===== The records =====

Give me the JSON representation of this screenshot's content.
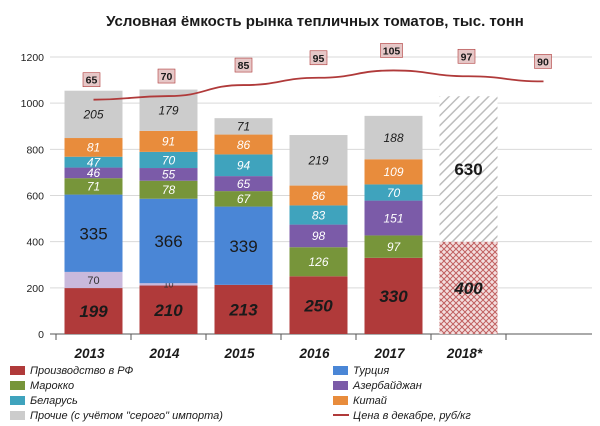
{
  "chart_data": {
    "type": "bar",
    "stacked": true,
    "title": "Условная ёмкость рынка тепличных томатов, тыс. тонн",
    "categories": [
      "2013",
      "2014",
      "2015",
      "2016",
      "2017",
      "2018*"
    ],
    "ylim": [
      0,
      1200
    ],
    "yticks": [
      "0",
      "200",
      "400",
      "600",
      "800",
      "1000",
      "1200"
    ],
    "grid": true,
    "legend_position": "bottom",
    "series": [
      {
        "name": "Производство в РФ",
        "color": "#b03a3a",
        "values": [
          199,
          210,
          213,
          250,
          330,
          400
        ],
        "labels": [
          "199",
          "210",
          "213",
          "250",
          "330",
          "400"
        ]
      },
      {
        "name": "Турция",
        "color": "#4a86d6",
        "values": [
          335,
          366,
          339,
          0,
          0,
          0
        ],
        "labels": [
          "335",
          "366",
          "339",
          "",
          "",
          ""
        ]
      },
      {
        "name": "Марокко",
        "color": "#77953a",
        "values": [
          71,
          78,
          67,
          126,
          97,
          0
        ],
        "labels": [
          "71",
          "78",
          "67",
          "126",
          "97",
          ""
        ]
      },
      {
        "name": "Азербайджан",
        "color": "#7b5ba8",
        "values": [
          46,
          55,
          65,
          98,
          151,
          0
        ],
        "labels": [
          "46",
          "55",
          "65",
          "98",
          "151",
          ""
        ]
      },
      {
        "name": "Беларусь",
        "color": "#3fa3bd",
        "values": [
          47,
          70,
          94,
          83,
          70,
          0
        ],
        "labels": [
          "47",
          "70",
          "94",
          "83",
          "70",
          ""
        ]
      },
      {
        "name": "Китай",
        "color": "#e88c3c",
        "values": [
          81,
          91,
          86,
          86,
          109,
          0
        ],
        "labels": [
          "81",
          "91",
          "86",
          "86",
          "109",
          ""
        ]
      },
      {
        "name": "Прочие (с учётом \"серого\" импорта)",
        "color": "#cccccc",
        "values": [
          205,
          179,
          71,
          219,
          188,
          630
        ],
        "labels": [
          "205",
          "179",
          "71",
          "219",
          "188",
          "630"
        ]
      }
    ],
    "extra_segments": [
      {
        "category": "2013",
        "after_series": "Производство в РФ",
        "value": 70,
        "color": "#c9b9dc",
        "label": "70"
      },
      {
        "category": "2014",
        "after_series": "Производство в РФ",
        "value": 10,
        "color": "#c9b9dc",
        "label": "10"
      }
    ],
    "forecast_categories": [
      "2018*"
    ],
    "forecast_totals_hatched": {
      "bottom_series": "Производство в РФ",
      "top_series": "Прочие (с учётом \"серого\" импорта)"
    },
    "line_series": {
      "name": "Цена в декабре, руб/кг",
      "color": "#b03a3a",
      "x_positions": [
        "2013",
        "2014",
        "2015",
        "2016",
        "2017",
        "2018*",
        "end"
      ],
      "values": [
        65,
        70,
        85,
        95,
        105,
        97,
        90
      ],
      "labels": [
        "65",
        "70",
        "85",
        "95",
        "105",
        "97",
        "90"
      ]
    }
  },
  "colors": {
    "grid": "#d9d9d9",
    "axis": "#555555",
    "hatch_red": "#b03a3a",
    "hatch_gray": "#c8c8c8",
    "price_box_fill": "#e6c7c7",
    "price_box_stroke": "#b03a3a"
  }
}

=====

Short task
Nothing in the entries above should change when they are printed again, except that the pictures are dropped.

Exercise solution
Give me the JSON representation of this screenshot's content.
{
  "chart_data": {
    "type": "bar",
    "stacked": true,
    "title": "Условная ёмкость рынка тепличных томатов, тыс. тонн",
    "categories": [
      "2013",
      "2014",
      "2015",
      "2016",
      "2017",
      "2018*"
    ],
    "ylim": [
      0,
      1200
    ],
    "yticks": [
      "0",
      "200",
      "400",
      "600",
      "800",
      "1000",
      "1200"
    ],
    "grid": true,
    "legend_position": "bottom",
    "series": [
      {
        "name": "Производство в РФ",
        "color": "#b03a3a",
        "values": [
          199,
          210,
          213,
          250,
          330,
          400
        ],
        "labels": [
          "199",
          "210",
          "213",
          "250",
          "330",
          "400"
        ]
      },
      {
        "name": "Турция",
        "color": "#4a86d6",
        "values": [
          335,
          366,
          339,
          0,
          0,
          0
        ],
        "labels": [
          "335",
          "366",
          "339",
          "",
          "",
          ""
        ]
      },
      {
        "name": "Марокко",
        "color": "#77953a",
        "values": [
          71,
          78,
          67,
          126,
          97,
          0
        ],
        "labels": [
          "71",
          "78",
          "67",
          "126",
          "97",
          ""
        ]
      },
      {
        "name": "Азербайджан",
        "color": "#7b5ba8",
        "values": [
          46,
          55,
          65,
          98,
          151,
          0
        ],
        "labels": [
          "46",
          "55",
          "65",
          "98",
          "151",
          ""
        ]
      },
      {
        "name": "Беларусь",
        "color": "#3fa3bd",
        "values": [
          47,
          70,
          94,
          83,
          70,
          0
        ],
        "labels": [
          "47",
          "70",
          "94",
          "83",
          "70",
          ""
        ]
      },
      {
        "name": "Китай",
        "color": "#e88c3c",
        "values": [
          81,
          91,
          86,
          86,
          109,
          0
        ],
        "labels": [
          "81",
          "91",
          "86",
          "86",
          "109",
          ""
        ]
      },
      {
        "name": "Прочие (с учётом \"серого\" импорта)",
        "color": "#cccccc",
        "values": [
          205,
          179,
          71,
          219,
          188,
          630
        ],
        "labels": [
          "205",
          "179",
          "71",
          "219",
          "188",
          "630"
        ]
      }
    ],
    "extra_segments": [
      {
        "category": "2013",
        "after_series": "Производство в РФ",
        "value": 70,
        "color": "#c9b9dc",
        "label": "70"
      },
      {
        "category": "2014",
        "after_series": "Производство в РФ",
        "value": 10,
        "color": "#c9b9dc",
        "label": "10"
      }
    ],
    "forecast_categories": [
      "2018*"
    ],
    "forecast_totals_hatched": {
      "bottom_series": "Производство в РФ",
      "top_series": "Прочие (с учётом \"серого\" импорта)"
    },
    "line_series": {
      "name": "Цена в декабре, руб/кг",
      "color": "#b03a3a",
      "x_positions": [
        "2013",
        "2014",
        "2015",
        "2016",
        "2017",
        "2018*",
        "end"
      ],
      "values": [
        65,
        70,
        85,
        95,
        105,
        97,
        90
      ],
      "labels": [
        "65",
        "70",
        "85",
        "95",
        "105",
        "97",
        "90"
      ]
    }
  },
  "colors": {
    "grid": "#d9d9d9",
    "axis": "#555555",
    "hatch_red": "#b03a3a",
    "hatch_gray": "#c8c8c8",
    "price_box_fill": "#e6c7c7",
    "price_box_stroke": "#b03a3a"
  }
}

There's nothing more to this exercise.